◆ Stored items from a collection
§ §
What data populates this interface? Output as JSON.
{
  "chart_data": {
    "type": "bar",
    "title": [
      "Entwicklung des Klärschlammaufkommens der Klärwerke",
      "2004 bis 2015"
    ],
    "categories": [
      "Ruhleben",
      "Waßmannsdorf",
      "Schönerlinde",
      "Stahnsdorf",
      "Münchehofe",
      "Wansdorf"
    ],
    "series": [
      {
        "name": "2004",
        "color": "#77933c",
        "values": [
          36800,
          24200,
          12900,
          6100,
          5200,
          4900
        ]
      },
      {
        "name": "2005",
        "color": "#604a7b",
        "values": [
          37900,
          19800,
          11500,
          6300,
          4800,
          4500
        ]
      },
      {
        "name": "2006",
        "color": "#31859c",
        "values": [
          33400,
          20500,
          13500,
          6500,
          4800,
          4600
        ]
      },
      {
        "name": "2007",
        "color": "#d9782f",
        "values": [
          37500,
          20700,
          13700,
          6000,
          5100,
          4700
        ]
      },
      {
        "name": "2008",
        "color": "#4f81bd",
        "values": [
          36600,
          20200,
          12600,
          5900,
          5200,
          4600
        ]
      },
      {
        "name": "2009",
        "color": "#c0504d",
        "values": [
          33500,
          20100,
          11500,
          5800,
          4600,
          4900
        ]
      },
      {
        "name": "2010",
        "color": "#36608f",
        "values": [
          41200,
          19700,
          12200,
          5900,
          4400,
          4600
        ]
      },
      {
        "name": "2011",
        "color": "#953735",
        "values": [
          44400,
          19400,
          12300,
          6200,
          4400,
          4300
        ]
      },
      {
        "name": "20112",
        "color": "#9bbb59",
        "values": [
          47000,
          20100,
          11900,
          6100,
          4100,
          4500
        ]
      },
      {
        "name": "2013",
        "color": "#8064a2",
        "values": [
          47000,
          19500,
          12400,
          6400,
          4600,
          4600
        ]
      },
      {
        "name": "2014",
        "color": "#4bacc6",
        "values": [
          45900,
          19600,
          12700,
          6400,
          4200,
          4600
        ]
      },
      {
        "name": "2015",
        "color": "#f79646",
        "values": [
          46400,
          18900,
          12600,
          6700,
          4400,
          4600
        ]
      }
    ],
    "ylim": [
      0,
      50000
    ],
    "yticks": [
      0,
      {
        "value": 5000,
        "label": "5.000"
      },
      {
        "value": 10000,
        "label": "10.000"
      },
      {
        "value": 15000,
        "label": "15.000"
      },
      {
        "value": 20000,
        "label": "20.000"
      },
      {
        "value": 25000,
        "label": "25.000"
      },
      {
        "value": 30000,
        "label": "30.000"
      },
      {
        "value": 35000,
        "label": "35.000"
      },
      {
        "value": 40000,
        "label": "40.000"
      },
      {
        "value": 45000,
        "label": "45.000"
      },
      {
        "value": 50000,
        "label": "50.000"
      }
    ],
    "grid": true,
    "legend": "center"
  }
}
§ §
◆ WHAT IS ASKED
Every line of the data above should be copied exactly.

◆ RESULT
What data populates this interface? Output as JSON.
{
  "chart_data": {
    "type": "bar",
    "title": [
      "Entwicklung des Klärschlammaufkommens der Klärwerke",
      "2004 bis 2015"
    ],
    "categories": [
      "Ruhleben",
      "Waßmannsdorf",
      "Schönerlinde",
      "Stahnsdorf",
      "Münchehofe",
      "Wansdorf"
    ],
    "series": [
      {
        "name": "2004",
        "color": "#77933c",
        "values": [
          36800,
          24200,
          12900,
          6100,
          5200,
          4900
        ]
      },
      {
        "name": "2005",
        "color": "#604a7b",
        "values": [
          37900,
          19800,
          11500,
          6300,
          4800,
          4500
        ]
      },
      {
        "name": "2006",
        "color": "#31859c",
        "values": [
          33400,
          20500,
          13500,
          6500,
          4800,
          4600
        ]
      },
      {
        "name": "2007",
        "color": "#d9782f",
        "values": [
          37500,
          20700,
          13700,
          6000,
          5100,
          4700
        ]
      },
      {
        "name": "2008",
        "color": "#4f81bd",
        "values": [
          36600,
          20200,
          12600,
          5900,
          5200,
          4600
        ]
      },
      {
        "name": "2009",
        "color": "#c0504d",
        "values": [
          33500,
          20100,
          11500,
          5800,
          4600,
          4900
        ]
      },
      {
        "name": "2010",
        "color": "#36608f",
        "values": [
          41200,
          19700,
          12200,
          5900,
          4400,
          4600
        ]
      },
      {
        "name": "2011",
        "color": "#953735",
        "values": [
          44400,
          19400,
          12300,
          6200,
          4400,
          4300
        ]
      },
      {
        "name": "20112",
        "color": "#9bbb59",
        "values": [
          47000,
          20100,
          11900,
          6100,
          4100,
          4500
        ]
      },
      {
        "name": "2013",
        "color": "#8064a2",
        "values": [
          47000,
          19500,
          12400,
          6400,
          4600,
          4600
        ]
      },
      {
        "name": "2014",
        "color": "#4bacc6",
        "values": [
          45900,
          19600,
          12700,
          6400,
          4200,
          4600
        ]
      },
      {
        "name": "2015",
        "color": "#f79646",
        "values": [
          46400,
          18900,
          12600,
          6700,
          4400,
          4600
        ]
      }
    ],
    "ylim": [
      0,
      50000
    ],
    "yticks": [
      0,
      {
        "value": 5000,
        "label": "5.000"
      },
      {
        "value": 10000,
        "label": "10.000"
      },
      {
        "value": 15000,
        "label": "15.000"
      },
      {
        "value": 20000,
        "label": "20.000"
      },
      {
        "value": 25000,
        "label": "25.000"
      },
      {
        "value": 30000,
        "label": "30.000"
      },
      {
        "value": 35000,
        "label": "35.000"
      },
      {
        "value": 40000,
        "label": "40.000"
      },
      {
        "value": 45000,
        "label": "45.000"
      },
      {
        "value": 50000,
        "label": "50.000"
      }
    ],
    "grid": true,
    "legend": "center"
  }
}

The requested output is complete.